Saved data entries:
◆ ◆ ◆

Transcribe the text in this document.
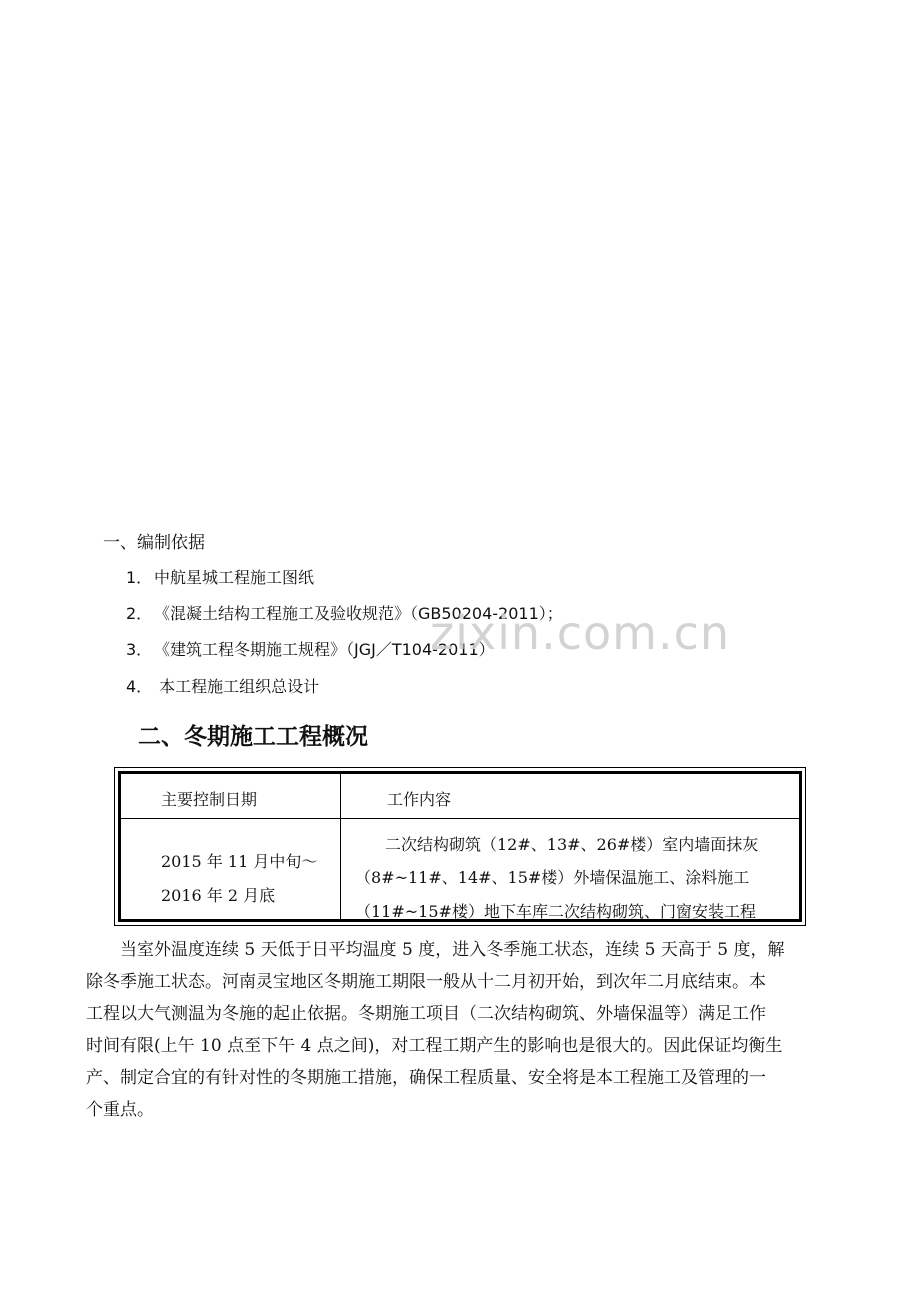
一、编制依据
1． 中航星城工程施工图纸
2． 《混凝土结构工程施工及验收规范》（GB50204-2011）；
3． 《建筑工程冬期施工规程》（JGJ／T104-2011）
4． 本工程施工组织总设计
zixin.com.cn
二、冬期施工工程概况
主要控制日期	工作内容
2015 年 11 月中旬～
2016 年 2 月底
二次结构砌筑（12#、13#、26#楼）室内墙面抹灰
（8#~11#、14#、15#楼）外墙保温施工、涂料施工
（11#~15#楼）地下车库二次结构砌筑、门窗安装工程
当室外温度连续 5 天低于日平均温度 5 度，进入冬季施工状态，连续 5 天高于 5 度，解
除冬季施工状态。河南灵宝地区冬期施工期限一般从十二月初开始，到次年二月底结束。本
工程以大气测温为冬施的起止依据。冬期施工项目（二次结构砌筑、外墙保温等）满足工作
时间有限(上午 10 点至下午 4 点之间)，对工程工期产生的影响也是很大的。因此保证均衡生
产、制定合宜的有针对性的冬期施工措施，确保工程质量、安全将是本工程施工及管理的一
个重点。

◆ ◆ ◆

Job | All the records above need to be given again word for word. Skip the pictures.

Response for this exercise |
Transcribe the text in this document.
一、编制依据
1． 中航星城工程施工图纸
2． 《混凝土结构工程施工及验收规范》（GB50204-2011）；
3． 《建筑工程冬期施工规程》（JGJ／T104-2011）
4． 本工程施工组织总设计
zixin.com.cn
二、冬期施工工程概况
主要控制日期	工作内容
2015 年 11 月中旬～
2016 年 2 月底
二次结构砌筑（12#、13#、26#楼）室内墙面抹灰
（8#~11#、14#、15#楼）外墙保温施工、涂料施工
（11#~15#楼）地下车库二次结构砌筑、门窗安装工程
当室外温度连续 5 天低于日平均温度 5 度，进入冬季施工状态，连续 5 天高于 5 度，解
除冬季施工状态。河南灵宝地区冬期施工期限一般从十二月初开始，到次年二月底结束。本
工程以大气测温为冬施的起止依据。冬期施工项目（二次结构砌筑、外墙保温等）满足工作
时间有限(上午 10 点至下午 4 点之间)，对工程工期产生的影响也是很大的。因此保证均衡生
产、制定合宜的有针对性的冬期施工措施，确保工程质量、安全将是本工程施工及管理的一
个重点。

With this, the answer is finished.